* [Do this]: Below are entries to be transcribed exactly; exclude the pictures from the copy.

□ □ □

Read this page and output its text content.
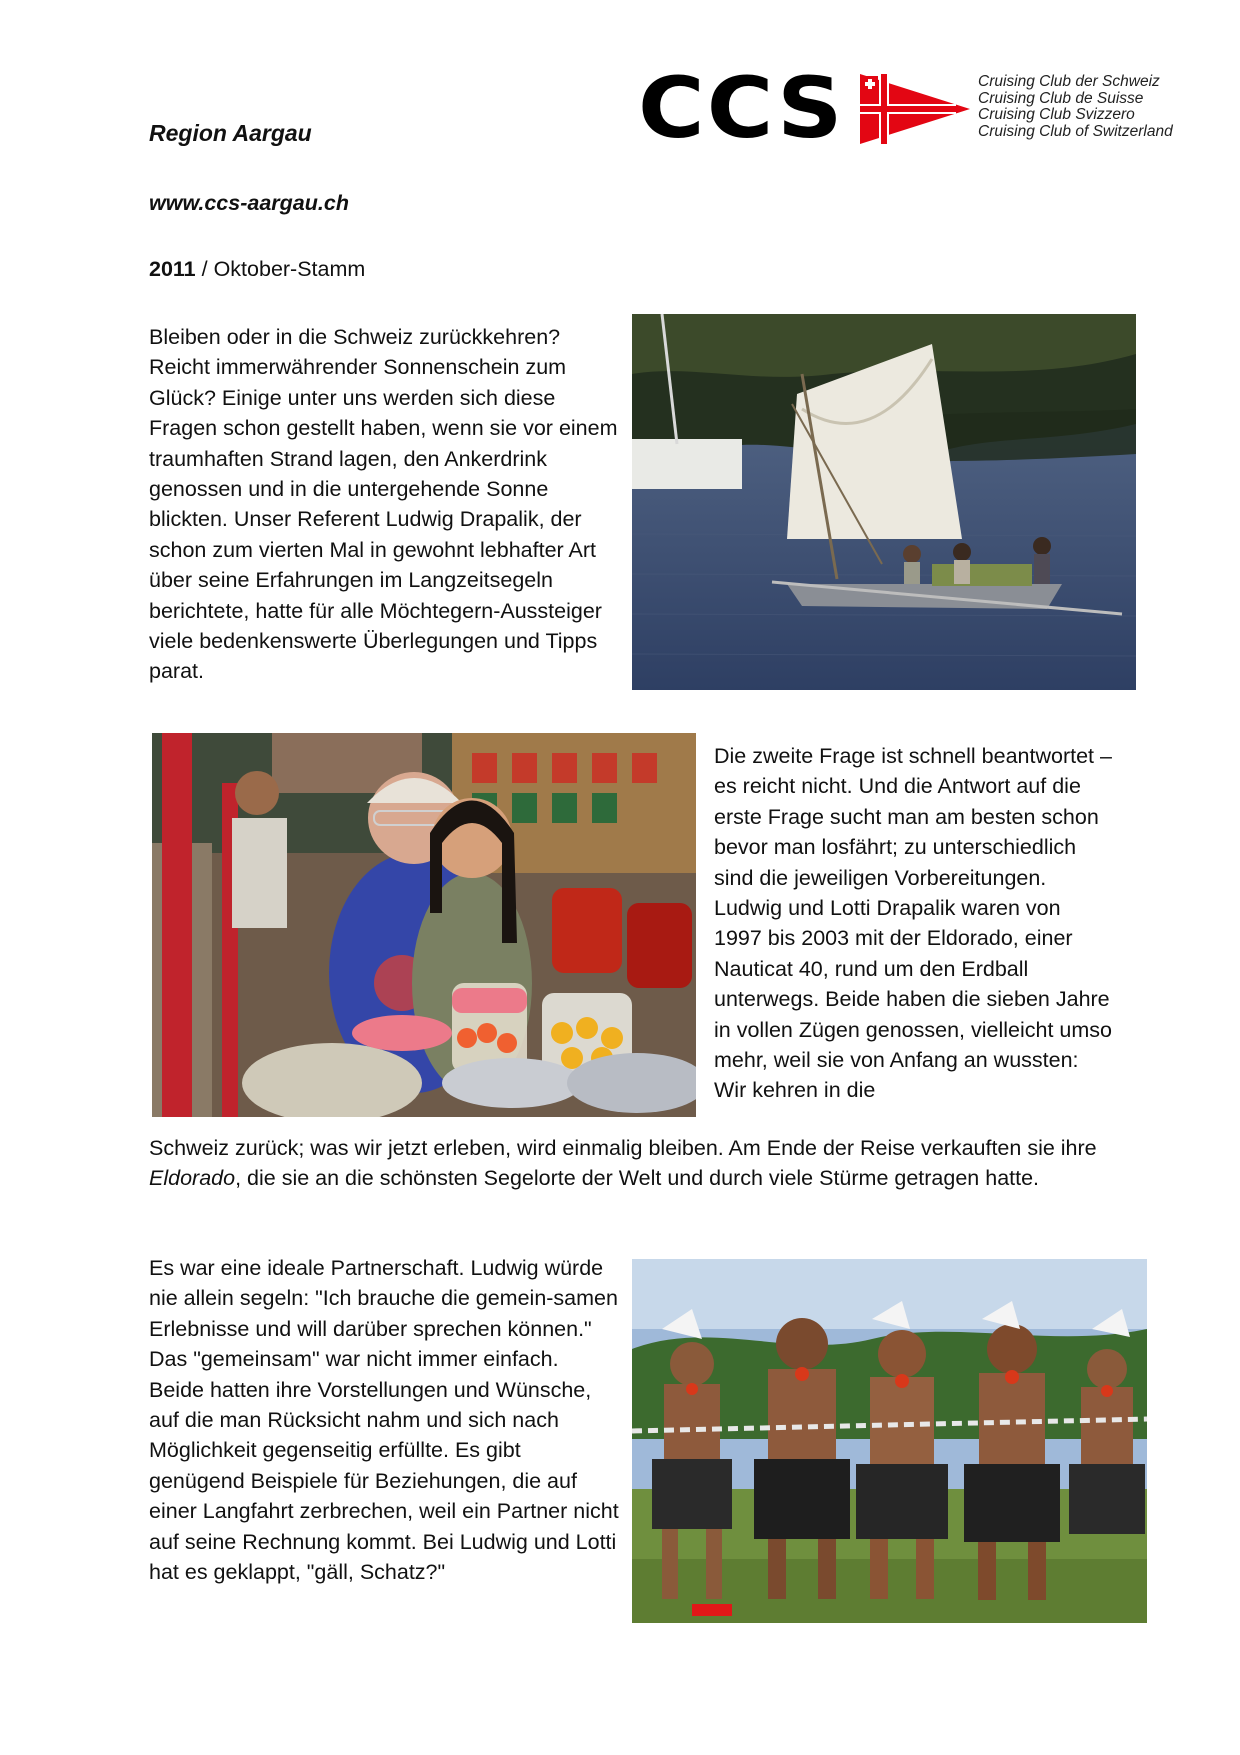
Region Aargau
www.ccs-aargau.ch
2011 / Oktober-Stamm
CCS	Cruising Club der Schweiz
Cruising Club de Suisse
Cruising Club Svizzero
Cruising Club of Switzerland
Bleiben oder in die Schweiz zurückkehren? Reicht immerwährender Sonnenschein zum Glück? Einige unter uns werden sich diese Fragen schon gestellt haben, wenn sie vor einem traumhaften Strand lagen, den Ankerdrink genossen und in die untergehende Sonne blickten. Unser Referent Ludwig Drapalik, der schon zum vierten Mal in gewohnt lebhafter Art über seine Erfahrungen im Langzeitsegeln berichtete, hatte für alle Möchtegern-Aussteiger viele bedenkenswerte Überlegungen und Tipps parat.
Die zweite Frage ist schnell beantwortet – es reicht nicht. Und die Antwort auf die erste Frage sucht man am besten schon bevor man losfährt; zu unterschiedlich sind die jeweiligen Vorbereitungen. Ludwig und Lotti Drapalik waren von 1997 bis 2003 mit der Eldorado, einer Nauticat 40, rund um den Erdball unterwegs. Beide haben die sieben Jahre in vollen Zügen genossen, vielleicht umso mehr, weil sie von Anfang an wussten: Wir kehren in die
Schweiz zurück; was wir jetzt erleben, wird einmalig bleiben. Am Ende der Reise verkauften sie ihre Eldorado, die sie an die schönsten Segelorte der Welt und durch viele Stürme getragen hatte.
Es war eine ideale Partnerschaft. Ludwig würde nie allein segeln: "Ich brauche die gemein-samen Erlebnisse und will darüber sprechen können." Das "gemeinsam" war nicht immer einfach. Beide hatten ihre Vorstellungen und Wünsche, auf die man Rücksicht nahm und sich nach Möglichkeit gegenseitig erfüllte. Es gibt genügend Beispiele für Beziehungen, die auf einer Langfahrt zerbrechen, weil ein Partner nicht auf seine Rechnung kommt. Bei Ludwig und Lotti hat es geklappt, "gäll, Schatz?"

□ □ □

* [Answer to the exercise]:
Read this page and output its text content.
Region Aargau
www.ccs-aargau.ch
2011 / Oktober-Stamm
CCS	Cruising Club der Schweiz
Cruising Club de Suisse
Cruising Club Svizzero
Cruising Club of Switzerland
Bleiben oder in die Schweiz zurückkehren? Reicht immerwährender Sonnenschein zum Glück? Einige unter uns werden sich diese Fragen schon gestellt haben, wenn sie vor einem traumhaften Strand lagen, den Ankerdrink genossen und in die untergehende Sonne blickten. Unser Referent Ludwig Drapalik, der schon zum vierten Mal in gewohnt lebhafter Art über seine Erfahrungen im Langzeitsegeln berichtete, hatte für alle Möchtegern-Aussteiger viele bedenkenswerte Überlegungen und Tipps parat.
Die zweite Frage ist schnell beantwortet – es reicht nicht. Und die Antwort auf die erste Frage sucht man am besten schon bevor man losfährt; zu unterschiedlich sind die jeweiligen Vorbereitungen. Ludwig und Lotti Drapalik waren von 1997 bis 2003 mit der Eldorado, einer Nauticat 40, rund um den Erdball unterwegs. Beide haben die sieben Jahre in vollen Zügen genossen, vielleicht umso mehr, weil sie von Anfang an wussten: Wir kehren in die
Schweiz zurück; was wir jetzt erleben, wird einmalig bleiben. Am Ende der Reise verkauften sie ihre Eldorado, die sie an die schönsten Segelorte der Welt und durch viele Stürme getragen hatte.
Es war eine ideale Partnerschaft. Ludwig würde nie allein segeln: "Ich brauche die gemein-samen Erlebnisse und will darüber sprechen können." Das "gemeinsam" war nicht immer einfach. Beide hatten ihre Vorstellungen und Wünsche, auf die man Rücksicht nahm und sich nach Möglichkeit gegenseitig erfüllte. Es gibt genügend Beispiele für Beziehungen, die auf einer Langfahrt zerbrechen, weil ein Partner nicht auf seine Rechnung kommt. Bei Ludwig und Lotti hat es geklappt, "gäll, Schatz?"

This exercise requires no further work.